## WHAT TO PRODUCE
Find the word "JSON" in the material below and gather every line that contains it.

## RECORDS
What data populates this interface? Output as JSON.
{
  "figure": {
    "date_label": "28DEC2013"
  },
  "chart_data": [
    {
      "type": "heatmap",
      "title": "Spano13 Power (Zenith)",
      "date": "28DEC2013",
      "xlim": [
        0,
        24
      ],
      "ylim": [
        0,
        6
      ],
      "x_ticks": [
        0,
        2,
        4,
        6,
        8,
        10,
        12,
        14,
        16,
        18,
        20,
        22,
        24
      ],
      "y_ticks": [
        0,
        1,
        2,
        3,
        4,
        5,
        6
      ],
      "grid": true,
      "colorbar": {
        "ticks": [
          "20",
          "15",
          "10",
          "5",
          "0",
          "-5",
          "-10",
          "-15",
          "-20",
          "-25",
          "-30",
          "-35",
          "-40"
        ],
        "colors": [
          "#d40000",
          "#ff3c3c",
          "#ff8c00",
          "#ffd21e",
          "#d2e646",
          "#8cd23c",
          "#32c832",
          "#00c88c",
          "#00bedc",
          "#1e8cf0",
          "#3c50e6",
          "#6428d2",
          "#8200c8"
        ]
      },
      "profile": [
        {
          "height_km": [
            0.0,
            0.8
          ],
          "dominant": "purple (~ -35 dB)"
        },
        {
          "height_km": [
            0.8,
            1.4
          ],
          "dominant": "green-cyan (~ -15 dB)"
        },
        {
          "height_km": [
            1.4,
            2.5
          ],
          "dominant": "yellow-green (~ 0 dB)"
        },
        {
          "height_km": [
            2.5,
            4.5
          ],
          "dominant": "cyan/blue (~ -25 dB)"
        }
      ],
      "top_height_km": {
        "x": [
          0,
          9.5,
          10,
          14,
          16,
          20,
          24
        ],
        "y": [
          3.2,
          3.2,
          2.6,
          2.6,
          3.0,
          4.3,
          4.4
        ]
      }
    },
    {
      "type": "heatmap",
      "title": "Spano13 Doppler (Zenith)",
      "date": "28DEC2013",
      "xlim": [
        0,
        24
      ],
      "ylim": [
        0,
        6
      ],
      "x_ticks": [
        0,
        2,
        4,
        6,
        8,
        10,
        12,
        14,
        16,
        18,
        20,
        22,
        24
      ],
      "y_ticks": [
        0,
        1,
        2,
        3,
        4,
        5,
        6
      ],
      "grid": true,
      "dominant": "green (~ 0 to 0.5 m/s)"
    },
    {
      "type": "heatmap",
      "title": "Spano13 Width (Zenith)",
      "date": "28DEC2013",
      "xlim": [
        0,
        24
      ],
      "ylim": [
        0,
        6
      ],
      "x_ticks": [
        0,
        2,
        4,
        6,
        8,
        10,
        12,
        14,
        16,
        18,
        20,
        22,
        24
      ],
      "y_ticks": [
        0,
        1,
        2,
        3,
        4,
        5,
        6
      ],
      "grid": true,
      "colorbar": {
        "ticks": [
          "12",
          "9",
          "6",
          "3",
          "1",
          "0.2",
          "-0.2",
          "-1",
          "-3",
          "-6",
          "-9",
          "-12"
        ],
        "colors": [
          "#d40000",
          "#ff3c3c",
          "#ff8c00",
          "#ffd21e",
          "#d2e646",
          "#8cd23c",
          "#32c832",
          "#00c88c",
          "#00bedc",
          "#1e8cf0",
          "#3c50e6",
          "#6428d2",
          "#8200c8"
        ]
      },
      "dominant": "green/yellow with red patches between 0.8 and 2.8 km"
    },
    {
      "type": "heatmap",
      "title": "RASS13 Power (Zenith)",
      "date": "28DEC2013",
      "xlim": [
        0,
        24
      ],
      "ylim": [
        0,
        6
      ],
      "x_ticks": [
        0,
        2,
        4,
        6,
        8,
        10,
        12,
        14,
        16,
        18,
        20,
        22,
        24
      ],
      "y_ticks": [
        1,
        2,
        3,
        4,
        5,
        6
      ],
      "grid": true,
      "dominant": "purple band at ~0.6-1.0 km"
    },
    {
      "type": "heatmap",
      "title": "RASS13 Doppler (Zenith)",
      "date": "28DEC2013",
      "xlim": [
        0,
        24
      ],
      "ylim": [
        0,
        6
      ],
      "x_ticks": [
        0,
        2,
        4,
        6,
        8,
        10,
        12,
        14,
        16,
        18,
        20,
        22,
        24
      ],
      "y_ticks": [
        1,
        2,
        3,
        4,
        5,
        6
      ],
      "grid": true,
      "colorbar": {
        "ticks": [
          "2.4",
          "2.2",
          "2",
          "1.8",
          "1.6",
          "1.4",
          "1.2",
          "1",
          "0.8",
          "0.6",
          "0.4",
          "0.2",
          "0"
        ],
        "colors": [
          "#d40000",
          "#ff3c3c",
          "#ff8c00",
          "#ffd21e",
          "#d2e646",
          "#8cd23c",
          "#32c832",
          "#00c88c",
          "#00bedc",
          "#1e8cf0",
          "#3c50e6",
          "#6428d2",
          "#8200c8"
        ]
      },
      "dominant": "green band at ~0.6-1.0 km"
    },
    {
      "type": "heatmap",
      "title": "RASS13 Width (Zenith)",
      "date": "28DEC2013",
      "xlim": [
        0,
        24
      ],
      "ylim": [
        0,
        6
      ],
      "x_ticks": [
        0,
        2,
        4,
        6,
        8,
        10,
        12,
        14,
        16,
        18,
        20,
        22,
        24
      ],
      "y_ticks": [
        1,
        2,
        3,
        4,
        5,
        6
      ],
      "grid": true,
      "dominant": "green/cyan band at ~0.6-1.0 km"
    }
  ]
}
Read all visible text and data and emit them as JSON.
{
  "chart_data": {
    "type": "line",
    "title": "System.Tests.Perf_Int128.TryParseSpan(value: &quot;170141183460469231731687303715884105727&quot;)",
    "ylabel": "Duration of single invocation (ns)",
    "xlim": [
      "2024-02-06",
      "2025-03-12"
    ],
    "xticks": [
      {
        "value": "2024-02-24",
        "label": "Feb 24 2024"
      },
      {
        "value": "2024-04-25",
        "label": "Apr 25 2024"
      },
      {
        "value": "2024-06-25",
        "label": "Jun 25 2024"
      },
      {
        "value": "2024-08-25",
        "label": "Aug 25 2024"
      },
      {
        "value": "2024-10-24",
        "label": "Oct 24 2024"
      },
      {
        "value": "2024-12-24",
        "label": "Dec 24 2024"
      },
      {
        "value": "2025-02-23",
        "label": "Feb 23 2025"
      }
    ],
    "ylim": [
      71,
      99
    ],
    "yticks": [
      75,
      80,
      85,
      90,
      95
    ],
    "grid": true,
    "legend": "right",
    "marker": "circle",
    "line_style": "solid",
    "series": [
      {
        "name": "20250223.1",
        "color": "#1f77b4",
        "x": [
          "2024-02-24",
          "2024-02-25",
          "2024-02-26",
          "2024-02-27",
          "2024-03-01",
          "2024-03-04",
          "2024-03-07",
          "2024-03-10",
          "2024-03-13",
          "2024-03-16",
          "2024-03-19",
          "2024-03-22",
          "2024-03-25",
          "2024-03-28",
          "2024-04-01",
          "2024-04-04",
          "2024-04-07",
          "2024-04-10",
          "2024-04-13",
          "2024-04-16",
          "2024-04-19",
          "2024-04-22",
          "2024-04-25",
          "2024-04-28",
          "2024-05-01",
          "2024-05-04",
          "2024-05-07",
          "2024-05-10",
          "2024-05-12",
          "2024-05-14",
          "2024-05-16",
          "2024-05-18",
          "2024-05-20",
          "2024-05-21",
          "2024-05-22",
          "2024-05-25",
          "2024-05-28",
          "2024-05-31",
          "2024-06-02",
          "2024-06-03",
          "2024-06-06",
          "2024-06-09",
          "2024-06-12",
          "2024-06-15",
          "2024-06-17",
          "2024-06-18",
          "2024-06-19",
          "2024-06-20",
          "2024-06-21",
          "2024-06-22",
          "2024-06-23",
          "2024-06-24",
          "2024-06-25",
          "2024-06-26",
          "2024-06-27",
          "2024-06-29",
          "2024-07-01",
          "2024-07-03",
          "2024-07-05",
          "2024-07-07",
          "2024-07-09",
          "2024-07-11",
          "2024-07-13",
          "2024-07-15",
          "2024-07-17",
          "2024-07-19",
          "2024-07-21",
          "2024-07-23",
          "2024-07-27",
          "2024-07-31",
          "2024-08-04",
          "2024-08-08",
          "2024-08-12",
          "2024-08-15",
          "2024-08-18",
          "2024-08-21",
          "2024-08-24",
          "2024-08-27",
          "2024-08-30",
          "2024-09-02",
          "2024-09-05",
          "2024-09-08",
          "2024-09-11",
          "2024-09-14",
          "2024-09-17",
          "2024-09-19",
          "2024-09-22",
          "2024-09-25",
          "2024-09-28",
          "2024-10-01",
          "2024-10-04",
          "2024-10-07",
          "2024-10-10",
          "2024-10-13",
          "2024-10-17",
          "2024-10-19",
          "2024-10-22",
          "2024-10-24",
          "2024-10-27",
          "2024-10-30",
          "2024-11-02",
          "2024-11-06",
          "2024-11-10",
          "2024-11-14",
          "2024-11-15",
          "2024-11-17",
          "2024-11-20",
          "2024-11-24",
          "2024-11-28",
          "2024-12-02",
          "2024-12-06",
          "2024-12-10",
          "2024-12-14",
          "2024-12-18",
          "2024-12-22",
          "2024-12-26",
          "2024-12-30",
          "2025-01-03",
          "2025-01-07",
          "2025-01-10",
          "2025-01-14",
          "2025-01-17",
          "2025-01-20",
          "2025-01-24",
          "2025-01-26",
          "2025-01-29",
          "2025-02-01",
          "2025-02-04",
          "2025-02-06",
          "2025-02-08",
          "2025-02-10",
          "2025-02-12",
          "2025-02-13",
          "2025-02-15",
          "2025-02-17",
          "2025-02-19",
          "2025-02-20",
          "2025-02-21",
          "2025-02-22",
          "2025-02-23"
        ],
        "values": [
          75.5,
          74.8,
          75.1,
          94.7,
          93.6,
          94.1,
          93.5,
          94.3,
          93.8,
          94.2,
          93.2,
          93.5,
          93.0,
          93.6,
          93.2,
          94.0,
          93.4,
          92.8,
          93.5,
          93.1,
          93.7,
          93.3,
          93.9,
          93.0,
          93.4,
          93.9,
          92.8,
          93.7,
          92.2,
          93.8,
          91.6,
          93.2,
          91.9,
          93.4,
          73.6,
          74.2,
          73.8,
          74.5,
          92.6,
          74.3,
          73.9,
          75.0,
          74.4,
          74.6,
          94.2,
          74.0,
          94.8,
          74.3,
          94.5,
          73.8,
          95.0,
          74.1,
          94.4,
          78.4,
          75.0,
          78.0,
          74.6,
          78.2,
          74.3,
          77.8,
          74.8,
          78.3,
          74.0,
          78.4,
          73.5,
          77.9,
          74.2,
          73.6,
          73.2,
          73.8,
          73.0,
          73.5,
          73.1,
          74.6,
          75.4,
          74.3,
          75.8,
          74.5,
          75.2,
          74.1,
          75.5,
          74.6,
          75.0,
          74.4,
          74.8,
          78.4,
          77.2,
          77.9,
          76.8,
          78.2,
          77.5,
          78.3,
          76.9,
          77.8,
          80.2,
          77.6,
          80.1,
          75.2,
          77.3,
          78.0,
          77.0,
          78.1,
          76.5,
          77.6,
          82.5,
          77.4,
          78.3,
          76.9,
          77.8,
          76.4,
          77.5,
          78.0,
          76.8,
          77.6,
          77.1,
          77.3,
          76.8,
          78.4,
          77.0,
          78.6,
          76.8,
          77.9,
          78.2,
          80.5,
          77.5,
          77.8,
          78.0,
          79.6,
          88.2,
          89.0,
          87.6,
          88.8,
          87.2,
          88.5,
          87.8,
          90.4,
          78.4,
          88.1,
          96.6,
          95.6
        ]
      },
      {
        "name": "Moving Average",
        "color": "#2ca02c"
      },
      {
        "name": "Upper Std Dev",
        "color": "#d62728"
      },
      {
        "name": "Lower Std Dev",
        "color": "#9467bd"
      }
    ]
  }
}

## EXERCISE ANSWER
What data populates this interface? Output as JSON.
Read all visible text and data and emit them as JSON.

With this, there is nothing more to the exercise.